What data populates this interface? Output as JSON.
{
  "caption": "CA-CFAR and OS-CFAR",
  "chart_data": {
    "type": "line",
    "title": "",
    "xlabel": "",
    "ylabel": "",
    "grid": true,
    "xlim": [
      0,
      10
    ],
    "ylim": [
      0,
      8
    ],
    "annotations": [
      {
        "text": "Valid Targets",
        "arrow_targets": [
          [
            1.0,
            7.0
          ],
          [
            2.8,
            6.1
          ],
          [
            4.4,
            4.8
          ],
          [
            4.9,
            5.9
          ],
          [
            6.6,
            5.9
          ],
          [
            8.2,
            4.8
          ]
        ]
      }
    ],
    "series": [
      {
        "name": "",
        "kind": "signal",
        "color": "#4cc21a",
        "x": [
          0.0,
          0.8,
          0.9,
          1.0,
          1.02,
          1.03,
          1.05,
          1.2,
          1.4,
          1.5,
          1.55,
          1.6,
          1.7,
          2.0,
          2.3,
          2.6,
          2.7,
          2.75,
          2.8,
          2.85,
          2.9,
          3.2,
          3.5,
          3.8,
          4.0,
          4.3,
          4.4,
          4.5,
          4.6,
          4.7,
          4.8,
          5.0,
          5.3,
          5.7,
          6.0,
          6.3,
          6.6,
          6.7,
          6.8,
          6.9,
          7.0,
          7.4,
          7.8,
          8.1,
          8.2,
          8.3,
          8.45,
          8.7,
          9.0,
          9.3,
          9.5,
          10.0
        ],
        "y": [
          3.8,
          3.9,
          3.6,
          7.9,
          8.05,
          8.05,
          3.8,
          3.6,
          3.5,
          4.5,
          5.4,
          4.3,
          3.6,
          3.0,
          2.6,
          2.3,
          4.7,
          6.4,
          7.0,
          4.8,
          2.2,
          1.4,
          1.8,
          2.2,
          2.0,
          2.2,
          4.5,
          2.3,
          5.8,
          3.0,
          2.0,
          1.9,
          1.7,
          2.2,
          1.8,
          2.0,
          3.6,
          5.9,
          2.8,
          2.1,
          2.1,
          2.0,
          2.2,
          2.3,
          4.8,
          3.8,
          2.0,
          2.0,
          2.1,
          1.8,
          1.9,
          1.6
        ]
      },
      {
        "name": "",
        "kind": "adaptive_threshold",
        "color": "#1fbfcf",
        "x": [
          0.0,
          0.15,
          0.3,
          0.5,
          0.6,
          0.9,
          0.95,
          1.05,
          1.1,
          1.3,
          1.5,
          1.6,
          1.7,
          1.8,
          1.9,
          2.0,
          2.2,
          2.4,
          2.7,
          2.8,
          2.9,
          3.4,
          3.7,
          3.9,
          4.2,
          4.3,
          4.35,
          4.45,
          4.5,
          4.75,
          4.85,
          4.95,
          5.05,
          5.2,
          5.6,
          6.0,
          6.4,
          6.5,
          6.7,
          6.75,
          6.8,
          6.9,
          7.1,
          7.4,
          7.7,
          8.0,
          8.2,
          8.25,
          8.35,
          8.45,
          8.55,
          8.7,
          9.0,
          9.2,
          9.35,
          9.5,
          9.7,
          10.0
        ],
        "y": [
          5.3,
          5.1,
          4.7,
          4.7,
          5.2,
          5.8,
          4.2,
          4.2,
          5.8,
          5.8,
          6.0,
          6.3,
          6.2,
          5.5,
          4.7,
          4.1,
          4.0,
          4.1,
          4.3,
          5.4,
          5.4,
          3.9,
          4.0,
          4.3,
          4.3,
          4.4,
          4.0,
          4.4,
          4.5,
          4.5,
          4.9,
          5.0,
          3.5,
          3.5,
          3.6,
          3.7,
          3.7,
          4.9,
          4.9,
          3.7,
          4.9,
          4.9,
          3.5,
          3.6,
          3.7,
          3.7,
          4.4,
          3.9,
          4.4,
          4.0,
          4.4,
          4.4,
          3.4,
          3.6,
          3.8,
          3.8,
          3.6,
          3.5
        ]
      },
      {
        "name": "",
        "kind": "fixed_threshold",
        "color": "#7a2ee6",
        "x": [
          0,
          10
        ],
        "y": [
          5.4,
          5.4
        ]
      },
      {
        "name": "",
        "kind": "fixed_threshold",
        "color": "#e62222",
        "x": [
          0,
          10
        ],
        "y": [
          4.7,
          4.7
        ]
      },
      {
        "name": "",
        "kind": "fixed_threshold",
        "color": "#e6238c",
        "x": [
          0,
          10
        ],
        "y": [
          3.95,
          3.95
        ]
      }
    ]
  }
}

■ Task statement: Write out the listing once more, matching it exactly.

■ Answer to the task:
What data populates this interface? Output as JSON.
{
  "caption": "CA-CFAR and OS-CFAR",
  "chart_data": {
    "type": "line",
    "title": "",
    "xlabel": "",
    "ylabel": "",
    "grid": true,
    "xlim": [
      0,
      10
    ],
    "ylim": [
      0,
      8
    ],
    "annotations": [
      {
        "text": "Valid Targets",
        "arrow_targets": [
          [
            1.0,
            7.0
          ],
          [
            2.8,
            6.1
          ],
          [
            4.4,
            4.8
          ],
          [
            4.9,
            5.9
          ],
          [
            6.6,
            5.9
          ],
          [
            8.2,
            4.8
          ]
        ]
      }
    ],
    "series": [
      {
        "name": "",
        "kind": "signal",
        "color": "#4cc21a",
        "x": [
          0.0,
          0.8,
          0.9,
          1.0,
          1.02,
          1.03,
          1.05,
          1.2,
          1.4,
          1.5,
          1.55,
          1.6,
          1.7,
          2.0,
          2.3,
          2.6,
          2.7,
          2.75,
          2.8,
          2.85,
          2.9,
          3.2,
          3.5,
          3.8,
          4.0,
          4.3,
          4.4,
          4.5,
          4.6,
          4.7,
          4.8,
          5.0,
          5.3,
          5.7,
          6.0,
          6.3,
          6.6,
          6.7,
          6.8,
          6.9,
          7.0,
          7.4,
          7.8,
          8.1,
          8.2,
          8.3,
          8.45,
          8.7,
          9.0,
          9.3,
          9.5,
          10.0
        ],
        "y": [
          3.8,
          3.9,
          3.6,
          7.9,
          8.05,
          8.05,
          3.8,
          3.6,
          3.5,
          4.5,
          5.4,
          4.3,
          3.6,
          3.0,
          2.6,
          2.3,
          4.7,
          6.4,
          7.0,
          4.8,
          2.2,
          1.4,
          1.8,
          2.2,
          2.0,
          2.2,
          4.5,
          2.3,
          5.8,
          3.0,
          2.0,
          1.9,
          1.7,
          2.2,
          1.8,
          2.0,
          3.6,
          5.9,
          2.8,
          2.1,
          2.1,
          2.0,
          2.2,
          2.3,
          4.8,
          3.8,
          2.0,
          2.0,
          2.1,
          1.8,
          1.9,
          1.6
        ]
      },
      {
        "name": "",
        "kind": "adaptive_threshold",
        "color": "#1fbfcf",
        "x": [
          0.0,
          0.15,
          0.3,
          0.5,
          0.6,
          0.9,
          0.95,
          1.05,
          1.1,
          1.3,
          1.5,
          1.6,
          1.7,
          1.8,
          1.9,
          2.0,
          2.2,
          2.4,
          2.7,
          2.8,
          2.9,
          3.4,
          3.7,
          3.9,
          4.2,
          4.3,
          4.35,
          4.45,
          4.5,
          4.75,
          4.85,
          4.95,
          5.05,
          5.2,
          5.6,
          6.0,
          6.4,
          6.5,
          6.7,
          6.75,
          6.8,
          6.9,
          7.1,
          7.4,
          7.7,
          8.0,
          8.2,
          8.25,
          8.35,
          8.45,
          8.55,
          8.7,
          9.0,
          9.2,
          9.35,
          9.5,
          9.7,
          10.0
        ],
        "y": [
          5.3,
          5.1,
          4.7,
          4.7,
          5.2,
          5.8,
          4.2,
          4.2,
          5.8,
          5.8,
          6.0,
          6.3,
          6.2,
          5.5,
          4.7,
          4.1,
          4.0,
          4.1,
          4.3,
          5.4,
          5.4,
          3.9,
          4.0,
          4.3,
          4.3,
          4.4,
          4.0,
          4.4,
          4.5,
          4.5,
          4.9,
          5.0,
          3.5,
          3.5,
          3.6,
          3.7,
          3.7,
          4.9,
          4.9,
          3.7,
          4.9,
          4.9,
          3.5,
          3.6,
          3.7,
          3.7,
          4.4,
          3.9,
          4.4,
          4.0,
          4.4,
          4.4,
          3.4,
          3.6,
          3.8,
          3.8,
          3.6,
          3.5
        ]
      },
      {
        "name": "",
        "kind": "fixed_threshold",
        "color": "#7a2ee6",
        "x": [
          0,
          10
        ],
        "y": [
          5.4,
          5.4
        ]
      },
      {
        "name": "",
        "kind": "fixed_threshold",
        "color": "#e62222",
        "x": [
          0,
          10
        ],
        "y": [
          4.7,
          4.7
        ]
      },
      {
        "name": "",
        "kind": "fixed_threshold",
        "color": "#e6238c",
        "x": [
          0,
          10
        ],
        "y": [
          3.95,
          3.95
        ]
      }
    ]
  }
}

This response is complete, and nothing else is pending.